Find the line that contains "Output the text content of this document.". Output it and every line after it to the end of the records, exactly as they appear.

-------- Records shown

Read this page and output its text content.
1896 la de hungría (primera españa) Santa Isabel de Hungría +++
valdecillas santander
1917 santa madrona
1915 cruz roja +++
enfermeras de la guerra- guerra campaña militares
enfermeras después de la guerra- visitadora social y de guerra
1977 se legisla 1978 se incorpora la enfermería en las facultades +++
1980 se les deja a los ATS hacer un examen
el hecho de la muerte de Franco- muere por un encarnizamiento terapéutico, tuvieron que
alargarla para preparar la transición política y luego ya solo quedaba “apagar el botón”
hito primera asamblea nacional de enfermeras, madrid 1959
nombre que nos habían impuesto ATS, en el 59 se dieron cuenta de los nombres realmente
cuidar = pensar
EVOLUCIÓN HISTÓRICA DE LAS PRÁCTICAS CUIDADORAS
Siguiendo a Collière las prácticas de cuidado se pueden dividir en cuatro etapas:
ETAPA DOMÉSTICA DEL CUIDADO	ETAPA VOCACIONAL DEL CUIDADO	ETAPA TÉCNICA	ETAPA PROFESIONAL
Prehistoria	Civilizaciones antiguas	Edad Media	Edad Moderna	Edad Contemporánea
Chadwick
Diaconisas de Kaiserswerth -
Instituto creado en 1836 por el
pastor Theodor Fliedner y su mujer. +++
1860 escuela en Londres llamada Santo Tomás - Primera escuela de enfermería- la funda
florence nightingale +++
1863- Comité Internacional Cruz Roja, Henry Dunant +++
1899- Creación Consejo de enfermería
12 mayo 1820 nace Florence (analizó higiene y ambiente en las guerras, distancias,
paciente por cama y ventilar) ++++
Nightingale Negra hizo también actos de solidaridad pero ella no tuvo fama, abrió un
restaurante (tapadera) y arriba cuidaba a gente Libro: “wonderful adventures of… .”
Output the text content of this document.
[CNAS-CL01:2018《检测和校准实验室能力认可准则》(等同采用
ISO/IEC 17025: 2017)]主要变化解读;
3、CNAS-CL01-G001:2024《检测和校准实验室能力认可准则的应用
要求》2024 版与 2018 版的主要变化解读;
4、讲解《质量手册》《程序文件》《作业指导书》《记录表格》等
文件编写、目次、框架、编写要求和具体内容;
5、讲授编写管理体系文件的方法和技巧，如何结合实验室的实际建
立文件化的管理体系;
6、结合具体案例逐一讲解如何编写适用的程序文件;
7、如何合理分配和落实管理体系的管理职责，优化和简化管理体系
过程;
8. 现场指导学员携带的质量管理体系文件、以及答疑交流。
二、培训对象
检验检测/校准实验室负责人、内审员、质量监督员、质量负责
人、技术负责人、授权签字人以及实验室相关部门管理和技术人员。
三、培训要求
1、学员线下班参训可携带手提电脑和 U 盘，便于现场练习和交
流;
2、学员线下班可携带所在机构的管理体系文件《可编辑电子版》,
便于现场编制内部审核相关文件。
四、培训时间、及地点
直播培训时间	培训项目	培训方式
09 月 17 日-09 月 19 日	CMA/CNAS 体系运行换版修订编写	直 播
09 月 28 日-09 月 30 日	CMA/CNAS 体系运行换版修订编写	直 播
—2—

----------------

### The answer
Output the text content of this document.
[CNAS-CL01:2018《检测和校准实验室能力认可准则》(等同采用
ISO/IEC 17025: 2017)]主要变化解读;
3、CNAS-CL01-G001:2024《检测和校准实验室能力认可准则的应用
要求》2024 版与 2018 版的主要变化解读;
4、讲解《质量手册》《程序文件》《作业指导书》《记录表格》等
文件编写、目次、框架、编写要求和具体内容;
5、讲授编写管理体系文件的方法和技巧，如何结合实验室的实际建
立文件化的管理体系;
6、结合具体案例逐一讲解如何编写适用的程序文件;
7、如何合理分配和落实管理体系的管理职责，优化和简化管理体系
过程;
8. 现场指导学员携带的质量管理体系文件、以及答疑交流。
二、培训对象
检验检测/校准实验室负责人、内审员、质量监督员、质量负责
人、技术负责人、授权签字人以及实验室相关部门管理和技术人员。
三、培训要求
1、学员线下班参训可携带手提电脑和 U 盘，便于现场练习和交
流;
2、学员线下班可携带所在机构的管理体系文件《可编辑电子版》,
便于现场编制内部审核相关文件。
四、培训时间、及地点
直播培训时间	培训项目	培训方式
09 月 17 日-09 月 19 日	CMA/CNAS 体系运行换版修订编写	直 播
09 月 28 日-09 月 30 日	CMA/CNAS 体系运行换版修订编写	直 播
—2—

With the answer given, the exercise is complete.